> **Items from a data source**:
━━━━━━━━
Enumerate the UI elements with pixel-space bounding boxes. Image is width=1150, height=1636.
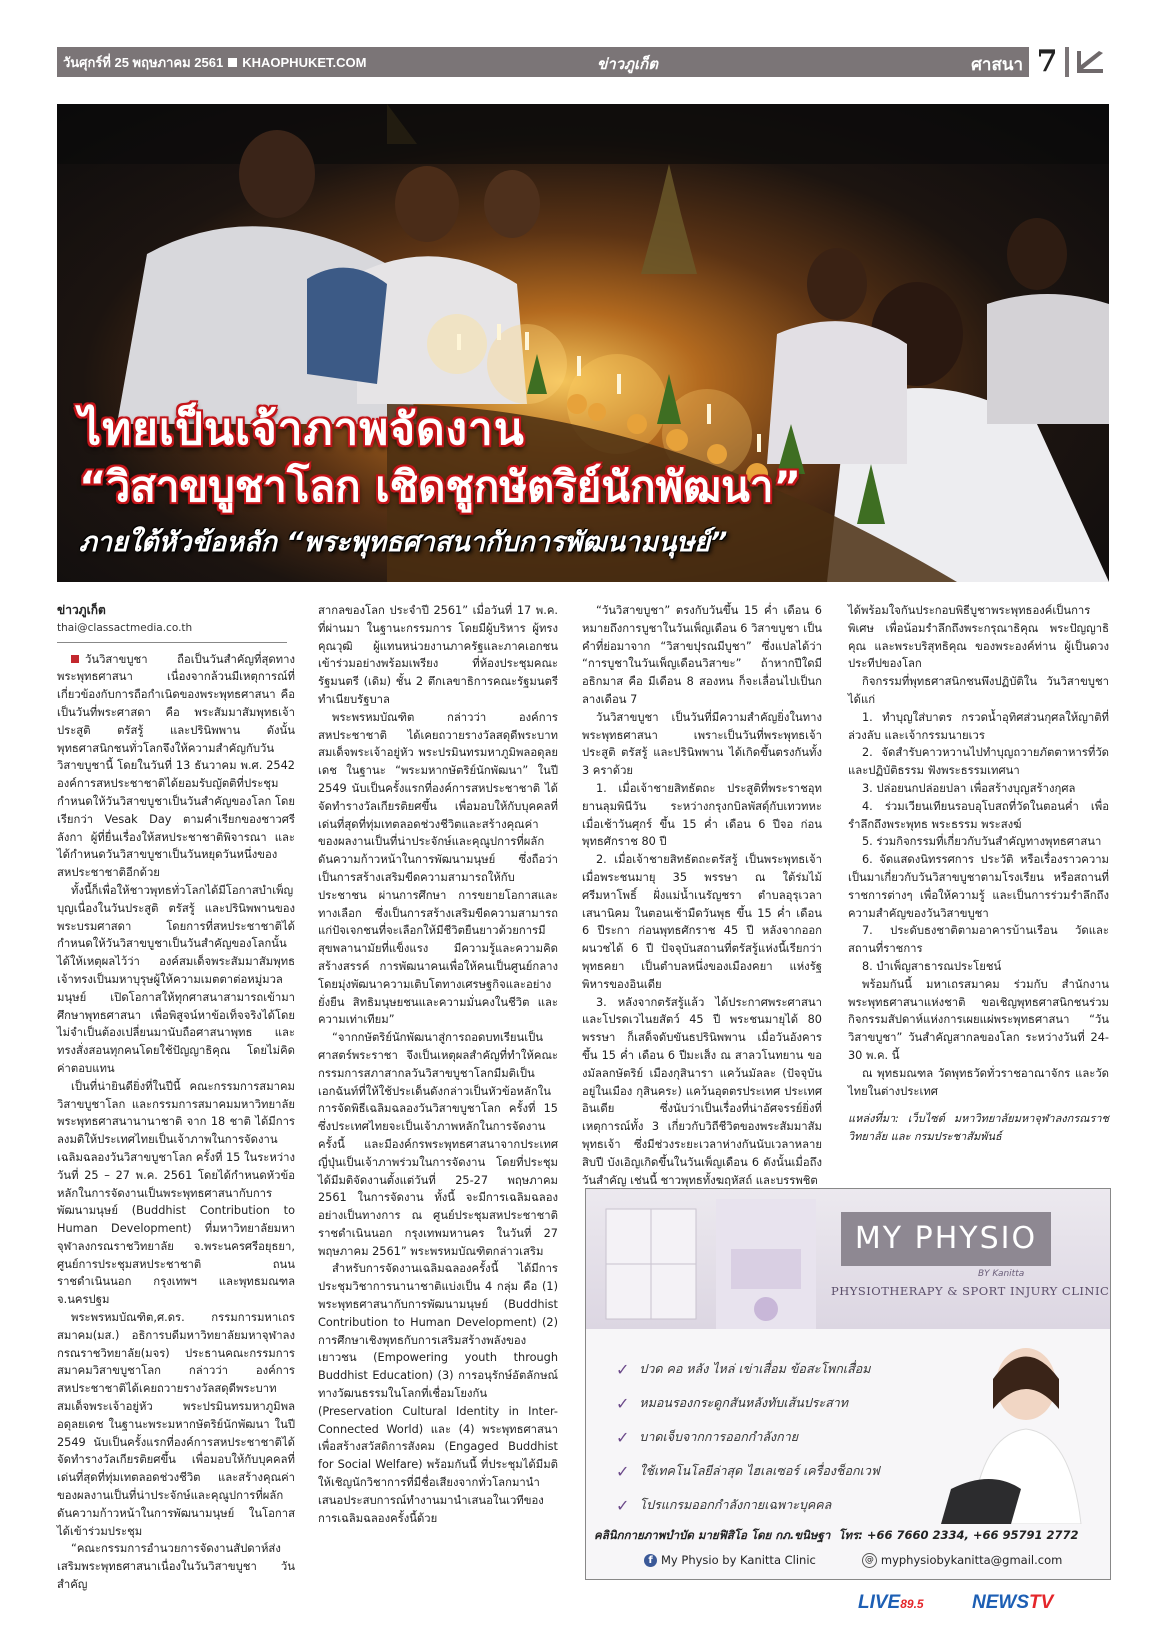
- headline-line-2: “วิสาขบูชาโลก เชิดชูกษัตริย์นักพัฒนา”: [79, 462, 802, 511]
- live-logo-frequency: 89.5: [900, 1597, 924, 1611]
- check-icon: ✓: [616, 1461, 630, 1481]
- headline-line-1: ไทยเป็นเจ้าภาพจัดงาน: [79, 404, 525, 455]
- check-icon: ✓: [616, 1495, 630, 1515]
- page-header: [57, 44, 1109, 79]
- service-label: ปวด คอ หลัง ไหล่ เข่าเสื่อม ข้อสะโพกเสื่อม: [639, 1361, 871, 1376]
- paragraph: พร้อมกันนี้ มหาเถรสมาคม ร่วมกับ สำนักงานพระพุทธศาสนาแห่งชาติ ขอเชิญพุทธศาสนิกชนร่วมกิจกรรมสัปดาห์แห่งการเผยแผ่พระพุทธศาสนา “วันวิสาขบูชา” วันสำคัญสากลของโลก ระหว่างวันที่ 24-30 พ.ค. นี้: [848, 977, 1109, 1062]
- service-item: [616, 1427, 916, 1447]
- corner-mark-icon: [1069, 47, 1109, 77]
- paragraph: 1. เมื่อเจ้าชายสิทธัตถะ ประสูติที่พระราชอุทยานลุมพินีวัน ระหว่างกรุงกบิลพัสดุ์กับเทวทหะ เมื่อเช้าวันศุกร์ ขึ้น 15 ค่ำ เดือน 6 ปีจอ ก่อนพุทธศักราช 80 ปี: [582, 781, 822, 849]
- email-link[interactable]: myphysiobykanitta@gmail.com: [880, 1553, 1063, 1567]
- byline-divider: [57, 642, 287, 643]
- tv-logo-text: TV: [1029, 1592, 1054, 1613]
- list-item: 4. ร่วมเวียนเทียนรอบอุโบสถที่วัดในตอนค่ำ เพื่อรำลึกถึงพระพุทธ พระธรรม พระสงฆ์: [848, 799, 1109, 831]
- service-label: โปรแกรมออกกำลังกายเฉพาะบุคคล: [639, 1497, 832, 1512]
- brand-logo: MY PHYSIO: [841, 1212, 1051, 1266]
- service-label: บาดเจ็บจากการออกกำลังกาย: [639, 1429, 799, 1444]
- list-item: 5. ร่วมกิจกรรมที่เกี่ยวกับวันสำคัญทางพุทธศาสนา: [862, 835, 1102, 849]
- article-column-4: [848, 602, 1109, 1146]
- paragraph: เป็นที่น่ายินดียิ่งที่ในปีนี้ คณะกรรมการสมาคมวิสาขบูชาโลก และกรรมการสมาคมมหาวิทยาลัยพระพุทธศาสนานานาชาติ จาก 18 ชาติ ได้มีการลงมติให้ประเทศไทยเป็นเจ้าภาพในการจัดงานเฉลิมฉลองวันวิสาขบูชาโลก ครั้งที่ 15 ในระหว่างวันที่ 25 – 27 พ.ค. 2561 โดยได้กำหนดหัวข้อหลักในการจัดงานเป็นพระพุทธศาสนากับการพัฒนามนุษย์ (Buddhist Contribution to Human Development) ที่มหาวิทยาลัยมหาจุฬาลงกรณราชวิทยาลัย จ.พระนครศรีอยุธยา, ศูนย์การประชุมสหประชาชาติ ถนนราชดำเนินนอก กรุงเทพฯ และพุทธมณฑล จ.นครปฐม: [57, 1079, 295, 1307]
- paragraph: พระพรหมบัณฑิต,ศ.ดร. กรรมการมหาเถรสมาคม(มส.) อธิการบดีมหาวิทยาลัยมหาจุฬาลงกรณราชวิทยาลัย(มจร) ประธานคณะกรรมการสมาคมวิสาขบูชาโลก กล่าวว่า องค์การสหประชาชาติได้เคยถวายรางวัลสดุดีพระบาทสมเด็จพระเจ้าอยู่หัว พระปรมินทรมหาภูมิพลอดุลยเดช ในฐานะพระมหากษัตริย์นักพัฒนา ในปี 2549 นับเป็นครั้งแรกที่องค์การสหประชาชาติได้จัดทำรางวัลเกียรติยศขึ้น เพื่อมอบให้กับบุคคลที่เด่นที่สุดที่ทุ่มเทตลอดช่วงชีวิต และสร้างคุณค่าของผลงานเป็นที่น่าประจักษ์และคุณูปการที่ผลักดันความก้าวหน้าในการพัฒนามนุษย์ ในโอกาสได้เข้าร่วมประชุม: [57, 1311, 295, 1538]
- page-number: 7: [1029, 44, 1065, 80]
- paragraph: สากลของโลก ประจำปี 2561” เมื่อวันที่ 17 พ.ค. ที่ผ่านมา ในฐานะกรรมการ โดยมีผู้บริหาร ผู้ทรงคุณวุฒิ ผู้แทนหน่วยงานภาครัฐและภาคเอกชนเข้าร่วมอย่างพร้อมเพรียง ที่ห้องประชุมคณะรัฐมนตรี (เดิม) ชั้น 2 ตึกเลขาธิการคณะรัฐมนตรี ทำเนียบรัฐบาล: [318, 604, 558, 706]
━━━━━━━━
> **Task to carry out**:
Rewrite the items above, changing every "service-label" to "service-caption" and keeping everything else the same. Leave the pictures out of your answer.

> **Task output**:
Enumerate the UI elements with pixel-space bounding boxes. Image is width=1150, height=1636.
- headline-line-2: “วิสาขบูชาโลก เชิดชูกษัตริย์นักพัฒนา”: [79, 462, 802, 511]
- live-logo-frequency: 89.5: [900, 1597, 924, 1611]
- check-icon: ✓: [616, 1461, 630, 1481]
- headline-line-1: ไทยเป็นเจ้าภาพจัดงาน: [79, 404, 525, 455]
- check-icon: ✓: [616, 1495, 630, 1515]
- page-header: [57, 44, 1109, 79]
- service-caption: ปวด คอ หลัง ไหล่ เข่าเสื่อม ข้อสะโพกเสื่อม: [639, 1361, 871, 1376]
- paragraph: พร้อมกันนี้ มหาเถรสมาคม ร่วมกับ สำนักงานพระพุทธศาสนาแห่งชาติ ขอเชิญพุทธศาสนิกชนร่วมกิจกรรมสัปดาห์แห่งการเผยแผ่พระพุทธศาสนา “วันวิสาขบูชา” วันสำคัญสากลของโลก ระหว่างวันที่ 24-30 พ.ค. นี้: [848, 977, 1109, 1062]
- service-item: [616, 1427, 916, 1447]
- corner-mark-icon: [1069, 47, 1109, 77]
- paragraph: 1. เมื่อเจ้าชายสิทธัตถะ ประสูติที่พระราชอุทยานลุมพินีวัน ระหว่างกรุงกบิลพัสดุ์กับเทวทหะ เมื่อเช้าวันศุกร์ ขึ้น 15 ค่ำ เดือน 6 ปีจอ ก่อนพุทธศักราช 80 ปี: [582, 781, 822, 849]
- email-link[interactable]: myphysiobykanitta@gmail.com: [880, 1553, 1063, 1567]
- byline-divider: [57, 642, 287, 643]
- tv-logo-text: TV: [1029, 1592, 1054, 1613]
- list-item: 4. ร่วมเวียนเทียนรอบอุโบสถที่วัดในตอนค่ำ เพื่อรำลึกถึงพระพุทธ พระธรรม พระสงฆ์: [848, 799, 1109, 831]
- service-caption: โปรแกรมออกกำลังกายเฉพาะบุคคล: [639, 1497, 832, 1512]
- brand-logo: MY PHYSIO: [841, 1212, 1051, 1266]
- service-caption: บาดเจ็บจากการออกกำลังกาย: [639, 1429, 799, 1444]
- list-item: 5. ร่วมกิจกรรมที่เกี่ยวกับวันสำคัญทางพุทธศาสนา: [862, 835, 1102, 849]
- article-column-4: [848, 602, 1109, 1146]
- paragraph: เป็นที่น่ายินดียิ่งที่ในปีนี้ คณะกรรมการสมาคมวิสาขบูชาโลก และกรรมการสมาคมมหาวิทยาลัยพระพุทธศาสนานานาชาติ จาก 18 ชาติ ได้มีการลงมติให้ประเทศไทยเป็นเจ้าภาพในการจัดงานเฉลิมฉลองวันวิสาขบูชาโลก ครั้งที่ 15 ในระหว่างวันที่ 25 – 27 พ.ค. 2561 โดยได้กำหนดหัวข้อหลักในการจัดงานเป็นพระพุทธศาสนากับการพัฒนามนุษย์ (Buddhist Contribution to Human Development) ที่มหาวิทยาลัยมหาจุฬาลงกรณราชวิทยาลัย จ.พระนครศรีอยุธยา, ศูนย์การประชุมสหประชาชาติ ถนนราชดำเนินนอก กรุงเทพฯ และพุทธมณฑล จ.นครปฐม: [57, 1079, 295, 1307]
- paragraph: พระพรหมบัณฑิต,ศ.ดร. กรรมการมหาเถรสมาคม(มส.) อธิการบดีมหาวิทยาลัยมหาจุฬาลงกรณราชวิทยาลัย(มจร) ประธานคณะกรรมการสมาคมวิสาขบูชาโลก กล่าวว่า องค์การสหประชาชาติได้เคยถวายรางวัลสดุดีพระบาทสมเด็จพระเจ้าอยู่หัว พระปรมินทรมหาภูมิพลอดุลยเดช ในฐานะพระมหากษัตริย์นักพัฒนา ในปี 2549 นับเป็นครั้งแรกที่องค์การสหประชาชาติได้จัดทำรางวัลเกียรติยศขึ้น เพื่อมอบให้กับบุคคลที่เด่นที่สุดที่ทุ่มเทตลอดช่วงชีวิต และสร้างคุณค่าของผลงานเป็นที่น่าประจักษ์และคุณูปการที่ผลักดันความก้าวหน้าในการพัฒนามนุษย์ ในโอกาสได้เข้าร่วมประชุม: [57, 1311, 295, 1538]
- page-number: 7: [1029, 44, 1065, 80]
- paragraph: สากลของโลก ประจำปี 2561” เมื่อวันที่ 17 พ.ค. ที่ผ่านมา ในฐานะกรรมการ โดยมีผู้บริหาร ผู้ทรงคุณวุฒิ ผู้แทนหน่วยงานภาครัฐและภาคเอกชนเข้าร่วมอย่างพร้อมเพรียง ที่ห้องประชุมคณะรัฐมนตรี (เดิม) ชั้น 2 ตึกเลขาธิการคณะรัฐมนตรี ทำเนียบรัฐบาล: [318, 604, 558, 706]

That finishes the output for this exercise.